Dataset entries
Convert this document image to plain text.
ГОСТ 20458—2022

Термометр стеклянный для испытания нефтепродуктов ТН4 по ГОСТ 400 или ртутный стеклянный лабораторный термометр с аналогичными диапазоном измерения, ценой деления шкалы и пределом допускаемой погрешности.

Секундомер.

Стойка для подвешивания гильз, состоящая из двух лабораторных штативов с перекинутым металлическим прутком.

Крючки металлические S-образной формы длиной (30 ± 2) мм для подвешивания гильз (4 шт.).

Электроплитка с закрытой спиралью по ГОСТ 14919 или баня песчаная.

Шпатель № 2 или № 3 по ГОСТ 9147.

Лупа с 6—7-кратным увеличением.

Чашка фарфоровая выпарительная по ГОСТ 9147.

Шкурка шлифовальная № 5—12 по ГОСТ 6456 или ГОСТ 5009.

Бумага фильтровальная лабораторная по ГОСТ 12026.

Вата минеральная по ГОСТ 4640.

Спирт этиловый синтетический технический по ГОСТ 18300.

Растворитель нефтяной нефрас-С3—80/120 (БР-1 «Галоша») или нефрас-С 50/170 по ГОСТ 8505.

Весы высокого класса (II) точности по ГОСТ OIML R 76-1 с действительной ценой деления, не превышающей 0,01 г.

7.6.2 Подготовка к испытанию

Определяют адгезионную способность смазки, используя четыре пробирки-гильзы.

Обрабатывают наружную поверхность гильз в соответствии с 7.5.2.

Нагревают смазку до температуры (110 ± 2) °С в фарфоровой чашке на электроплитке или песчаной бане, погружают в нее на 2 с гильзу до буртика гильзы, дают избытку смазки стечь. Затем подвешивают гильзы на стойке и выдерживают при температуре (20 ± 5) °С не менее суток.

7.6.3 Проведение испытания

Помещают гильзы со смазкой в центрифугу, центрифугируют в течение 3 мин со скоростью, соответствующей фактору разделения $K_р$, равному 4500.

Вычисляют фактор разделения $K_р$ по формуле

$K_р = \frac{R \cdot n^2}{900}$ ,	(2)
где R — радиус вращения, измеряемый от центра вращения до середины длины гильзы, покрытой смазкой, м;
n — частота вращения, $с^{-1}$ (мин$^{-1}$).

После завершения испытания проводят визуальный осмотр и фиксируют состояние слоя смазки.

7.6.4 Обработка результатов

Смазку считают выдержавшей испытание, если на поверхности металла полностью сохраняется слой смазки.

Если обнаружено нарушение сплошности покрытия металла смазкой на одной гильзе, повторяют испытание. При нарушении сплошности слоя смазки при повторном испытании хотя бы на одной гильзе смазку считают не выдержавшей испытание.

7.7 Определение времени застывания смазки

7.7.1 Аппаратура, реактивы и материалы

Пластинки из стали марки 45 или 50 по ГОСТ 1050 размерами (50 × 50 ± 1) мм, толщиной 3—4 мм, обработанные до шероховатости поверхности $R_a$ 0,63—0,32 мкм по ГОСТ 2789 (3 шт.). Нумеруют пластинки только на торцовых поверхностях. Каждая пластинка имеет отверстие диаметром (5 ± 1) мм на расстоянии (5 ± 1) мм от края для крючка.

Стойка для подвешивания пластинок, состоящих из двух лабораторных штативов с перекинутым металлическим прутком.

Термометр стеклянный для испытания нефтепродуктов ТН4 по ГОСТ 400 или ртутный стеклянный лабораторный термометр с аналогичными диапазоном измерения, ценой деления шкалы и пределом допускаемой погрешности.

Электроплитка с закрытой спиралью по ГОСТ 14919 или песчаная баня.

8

- **Instruction**
Quote the data above in full, changing nothing.

- **Full output**
Convert this document image to plain text.
ГОСТ 20458—2022

Термометр стеклянный для испытания нефтепродуктов ТН4 по ГОСТ 400 или ртутный стеклянный лабораторный термометр с аналогичными диапазоном измерения, ценой деления шкалы и пределом допускаемой погрешности.

Секундомер.

Стойка для подвешивания гильз, состоящая из двух лабораторных штативов с перекинутым металлическим прутком.

Крючки металлические S-образной формы длиной (30 ± 2) мм для подвешивания гильз (4 шт.).

Электроплитка с закрытой спиралью по ГОСТ 14919 или баня песчаная.

Шпатель № 2 или № 3 по ГОСТ 9147.

Лупа с 6—7-кратным увеличением.

Чашка фарфоровая выпарительная по ГОСТ 9147.

Шкурка шлифовальная № 5—12 по ГОСТ 6456 или ГОСТ 5009.

Бумага фильтровальная лабораторная по ГОСТ 12026.

Вата минеральная по ГОСТ 4640.

Спирт этиловый синтетический технический по ГОСТ 18300.

Растворитель нефтяной нефрас-С3—80/120 (БР-1 «Галоша») или нефрас-С 50/170 по ГОСТ 8505.

Весы высокого класса (II) точности по ГОСТ OIML R 76-1 с действительной ценой деления, не превышающей 0,01 г.

7.6.2 Подготовка к испытанию

Определяют адгезионную способность смазки, используя четыре пробирки-гильзы.

Обрабатывают наружную поверхность гильз в соответствии с 7.5.2.

Нагревают смазку до температуры (110 ± 2) °С в фарфоровой чашке на электроплитке или песчаной бане, погружают в нее на 2 с гильзу до буртика гильзы, дают избытку смазки стечь. Затем подвешивают гильзы на стойке и выдерживают при температуре (20 ± 5) °С не менее суток.

7.6.3 Проведение испытания

Помещают гильзы со смазкой в центрифугу, центрифугируют в течение 3 мин со скоростью, соответствующей фактору разделения $K_р$, равному 4500.

Вычисляют фактор разделения $K_р$ по формуле

$K_р = \frac{R \cdot n^2}{900}$ ,	(2)
где R — радиус вращения, измеряемый от центра вращения до середины длины гильзы, покрытой смазкой, м;
n — частота вращения, $с^{-1}$ (мин$^{-1}$).

После завершения испытания проводят визуальный осмотр и фиксируют состояние слоя смазки.

7.6.4 Обработка результатов

Смазку считают выдержавшей испытание, если на поверхности металла полностью сохраняется слой смазки.

Если обнаружено нарушение сплошности покрытия металла смазкой на одной гильзе, повторяют испытание. При нарушении сплошности слоя смазки при повторном испытании хотя бы на одной гильзе смазку считают не выдержавшей испытание.

7.7 Определение времени застывания смазки

7.7.1 Аппаратура, реактивы и материалы

Пластинки из стали марки 45 или 50 по ГОСТ 1050 размерами (50 × 50 ± 1) мм, толщиной 3—4 мм, обработанные до шероховатости поверхности $R_a$ 0,63—0,32 мкм по ГОСТ 2789 (3 шт.). Нумеруют пластинки только на торцовых поверхностях. Каждая пластинка имеет отверстие диаметром (5 ± 1) мм на расстоянии (5 ± 1) мм от края для крючка.

Стойка для подвешивания пластинок, состоящих из двух лабораторных штативов с перекинутым металлическим прутком.

Термометр стеклянный для испытания нефтепродуктов ТН4 по ГОСТ 400 или ртутный стеклянный лабораторный термометр с аналогичными диапазоном измерения, ценой деления шкалы и пределом допускаемой погрешности.

Электроплитка с закрытой спиралью по ГОСТ 14919 или песчаная баня.

8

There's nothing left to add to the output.